**Aim:**
Transcribe the material in full. Nothing should differ except that the pictures are left out.
++++++
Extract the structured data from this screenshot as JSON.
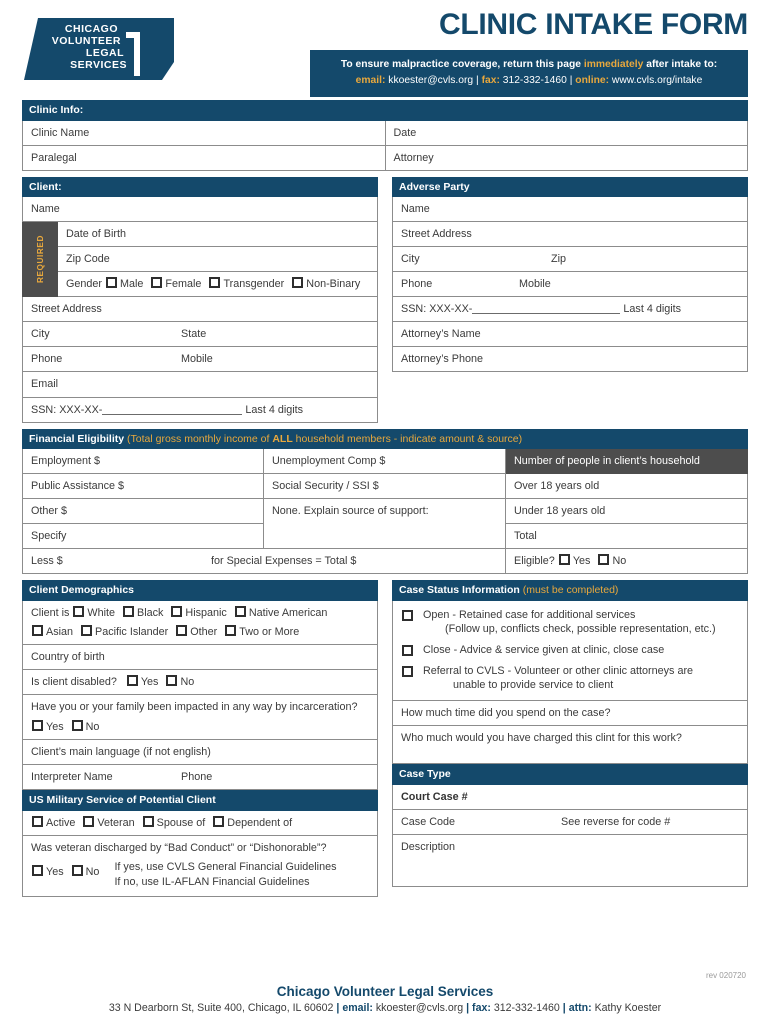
{
  "header": {
    "title": "CLINIC INTAKE FORM",
    "logo_lines": [
      "CHICAGO",
      "VOLUNTEER",
      "LEGAL",
      "SERVICES"
    ],
    "notice_line1_a": "To ensure malpractice coverage, return this page ",
    "notice_line1_b": "immediately",
    "notice_line1_c": " after intake to:",
    "notice_email_label": "email:",
    "notice_email_value": " kkoester@cvls.org ",
    "notice_sep1": "| ",
    "notice_fax_label": "fax:",
    "notice_fax_value": " 312-332-1460 ",
    "notice_sep2": "| ",
    "notice_online_label": "online:",
    "notice_online_value": " www.cvls.org/intake"
  },
  "clinic_info": {
    "bar": "Clinic Info:",
    "clinic_name": "Clinic Name",
    "date": "Date",
    "paralegal": "Paralegal",
    "attorney": "Attorney"
  },
  "client": {
    "bar": "Client:",
    "name": "Name",
    "required_tab": "REQUIRED",
    "date_of_birth": "Date of Birth",
    "zip_code": "Zip Code",
    "gender_label": "Gender",
    "gender_options": [
      "Male",
      "Female",
      "Transgender",
      "Non-Binary"
    ],
    "street_address": "Street Address",
    "city": "City",
    "state": "State",
    "phone": "Phone",
    "mobile": "Mobile",
    "email": "Email",
    "ssn_prefix": "SSN: XXX-XX-",
    "ssn_suffix": "Last 4 digits"
  },
  "adverse_party": {
    "bar": "Adverse Party",
    "name": "Name",
    "street_address": "Street Address",
    "city": "City",
    "zip": "Zip",
    "phone": "Phone",
    "mobile": "Mobile",
    "ssn_prefix": "SSN: XXX-XX-",
    "ssn_suffix": "Last 4 digits",
    "attorney_name": "Attorney’s Name",
    "attorney_phone": "Attorney’s Phone"
  },
  "financial": {
    "bar_title": "Financial Eligibility",
    "bar_note_a": " (Total gross monthly income of ",
    "bar_note_all": "ALL",
    "bar_note_b": " household members - indicate amount & source)",
    "employment": "Employment $",
    "unemployment": "Unemployment Comp $",
    "household_header": "Number of people in client’s household",
    "public_assistance": "Public Assistance $",
    "social_security": "Social Security / SSI $",
    "over_18": "Over 18 years old",
    "other": "Other $",
    "none_explain": "None. Explain source of support:",
    "under_18": "Under 18 years old",
    "specify": "Specify",
    "total": "Total",
    "less": "Less $",
    "special_expenses": "for Special Expenses = Total $",
    "eligible_label": "Eligible?",
    "eligible_options": [
      "Yes",
      "No"
    ]
  },
  "demographics": {
    "bar": "Client Demographics",
    "client_is_label": "Client is",
    "race_row1": [
      "White",
      "Black",
      "Hispanic",
      "Native American"
    ],
    "race_row2": [
      "Asian",
      "Pacific Islander",
      "Other",
      "Two or More"
    ],
    "country_of_birth": "Country of birth",
    "disabled_label": "Is client disabled?",
    "disabled_options": [
      "Yes",
      "No"
    ],
    "incarceration_question": "Have you or your family been impacted in any way by incarceration?",
    "incarceration_options": [
      "Yes",
      "No"
    ],
    "main_language": "Client’s main language (if not english)",
    "interpreter_name": "Interpreter Name",
    "interpreter_phone": "Phone"
  },
  "military": {
    "bar": "US Military Service of Potential Client",
    "options": [
      "Active",
      "Veteran",
      "Spouse of",
      "Dependent of"
    ],
    "discharge_question": "Was veteran discharged by “Bad Conduct” or “Dishonorable”?",
    "discharge_options": [
      "Yes",
      "No"
    ],
    "guideline_yes": "If yes, use CVLS General Financial Guidelines",
    "guideline_no": "If no, use IL-AFLAN Financial Guidelines"
  },
  "case_status": {
    "bar_title": "Case Status Information",
    "bar_note": " (must be completed)",
    "open_line1": "Open - Retained case for additional services",
    "open_line2": "(Follow up, conflicts check, possible representation, etc.)",
    "close_line": "Close - Advice & service given at clinic, close case",
    "referral_line1": "Referral to CVLS -  Volunteer or other clinic attorneys are",
    "referral_line2": "unable to provide service to client",
    "time_spent": "How much time did you spend on the case?",
    "charge_amount": "Who much would you have charged this clint for this work?"
  },
  "case_type": {
    "bar": "Case Type",
    "court_case": "Court Case #",
    "case_code": "Case Code",
    "code_note": "See reverse for code #",
    "description": "Description"
  },
  "footer": {
    "rev": "rev 020720",
    "org": "Chicago Volunteer Legal Services",
    "addr_a": "33 N Dearborn St, Suite 400, Chicago, IL 60602 ",
    "sep1": "| ",
    "email_label": "email:",
    "email_value": " kkoester@cvls.org ",
    "sep2": "| ",
    "fax_label": "fax:",
    "fax_value": " 312-332-1460 ",
    "sep3": "| ",
    "attn_label": "attn:",
    "attn_value": " Kathy Koester"
  },
  "colors": {
    "navy": "#14496b",
    "gold": "#e8a83d",
    "gray": "#4d4d4d",
    "border": "#8c8c8c"
  }
}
++++++
**Correct result:**
Extract the structured data from this screenshot as JSON.
{
  "header": {
    "title": "CLINIC INTAKE FORM",
    "logo_lines": [
      "CHICAGO",
      "VOLUNTEER",
      "LEGAL",
      "SERVICES"
    ],
    "notice_line1_a": "To ensure malpractice coverage, return this page ",
    "notice_line1_b": "immediately",
    "notice_line1_c": " after intake to:",
    "notice_email_label": "email:",
    "notice_email_value": " kkoester@cvls.org ",
    "notice_sep1": "| ",
    "notice_fax_label": "fax:",
    "notice_fax_value": " 312-332-1460 ",
    "notice_sep2": "| ",
    "notice_online_label": "online:",
    "notice_online_value": " www.cvls.org/intake"
  },
  "clinic_info": {
    "bar": "Clinic Info:",
    "clinic_name": "Clinic Name",
    "date": "Date",
    "paralegal": "Paralegal",
    "attorney": "Attorney"
  },
  "client": {
    "bar": "Client:",
    "name": "Name",
    "required_tab": "REQUIRED",
    "date_of_birth": "Date of Birth",
    "zip_code": "Zip Code",
    "gender_label": "Gender",
    "gender_options": [
      "Male",
      "Female",
      "Transgender",
      "Non-Binary"
    ],
    "street_address": "Street Address",
    "city": "City",
    "state": "State",
    "phone": "Phone",
    "mobile": "Mobile",
    "email": "Email",
    "ssn_prefix": "SSN: XXX-XX-",
    "ssn_suffix": "Last 4 digits"
  },
  "adverse_party": {
    "bar": "Adverse Party",
    "name": "Name",
    "street_address": "Street Address",
    "city": "City",
    "zip": "Zip",
    "phone": "Phone",
    "mobile": "Mobile",
    "ssn_prefix": "SSN: XXX-XX-",
    "ssn_suffix": "Last 4 digits",
    "attorney_name": "Attorney’s Name",
    "attorney_phone": "Attorney’s Phone"
  },
  "financial": {
    "bar_title": "Financial Eligibility",
    "bar_note_a": " (Total gross monthly income of ",
    "bar_note_all": "ALL",
    "bar_note_b": " household members - indicate amount & source)",
    "employment": "Employment $",
    "unemployment": "Unemployment Comp $",
    "household_header": "Number of people in client’s household",
    "public_assistance": "Public Assistance $",
    "social_security": "Social Security / SSI $",
    "over_18": "Over 18 years old",
    "other": "Other $",
    "none_explain": "None. Explain source of support:",
    "under_18": "Under 18 years old",
    "specify": "Specify",
    "total": "Total",
    "less": "Less $",
    "special_expenses": "for Special Expenses = Total $",
    "eligible_label": "Eligible?",
    "eligible_options": [
      "Yes",
      "No"
    ]
  },
  "demographics": {
    "bar": "Client Demographics",
    "client_is_label": "Client is",
    "race_row1": [
      "White",
      "Black",
      "Hispanic",
      "Native American"
    ],
    "race_row2": [
      "Asian",
      "Pacific Islander",
      "Other",
      "Two or More"
    ],
    "country_of_birth": "Country of birth",
    "disabled_label": "Is client disabled?",
    "disabled_options": [
      "Yes",
      "No"
    ],
    "incarceration_question": "Have you or your family been impacted in any way by incarceration?",
    "incarceration_options": [
      "Yes",
      "No"
    ],
    "main_language": "Client’s main language (if not english)",
    "interpreter_name": "Interpreter Name",
    "interpreter_phone": "Phone"
  },
  "military": {
    "bar": "US Military Service of Potential Client",
    "options": [
      "Active",
      "Veteran",
      "Spouse of",
      "Dependent of"
    ],
    "discharge_question": "Was veteran discharged by “Bad Conduct” or “Dishonorable”?",
    "discharge_options": [
      "Yes",
      "No"
    ],
    "guideline_yes": "If yes, use CVLS General Financial Guidelines",
    "guideline_no": "If no, use IL-AFLAN Financial Guidelines"
  },
  "case_status": {
    "bar_title": "Case Status Information",
    "bar_note": " (must be completed)",
    "open_line1": "Open - Retained case for additional services",
    "open_line2": "(Follow up, conflicts check, possible representation, etc.)",
    "close_line": "Close - Advice & service given at clinic, close case",
    "referral_line1": "Referral to CVLS -  Volunteer or other clinic attorneys are",
    "referral_line2": "unable to provide service to client",
    "time_spent": "How much time did you spend on the case?",
    "charge_amount": "Who much would you have charged this clint for this work?"
  },
  "case_type": {
    "bar": "Case Type",
    "court_case": "Court Case #",
    "case_code": "Case Code",
    "code_note": "See reverse for code #",
    "description": "Description"
  },
  "footer": {
    "rev": "rev 020720",
    "org": "Chicago Volunteer Legal Services",
    "addr_a": "33 N Dearborn St, Suite 400, Chicago, IL 60602 ",
    "sep1": "| ",
    "email_label": "email:",
    "email_value": " kkoester@cvls.org ",
    "sep2": "| ",
    "fax_label": "fax:",
    "fax_value": " 312-332-1460 ",
    "sep3": "| ",
    "attn_label": "attn:",
    "attn_value": " Kathy Koester"
  },
  "colors": {
    "navy": "#14496b",
    "gold": "#e8a83d",
    "gray": "#4d4d4d",
    "border": "#8c8c8c"
  }
}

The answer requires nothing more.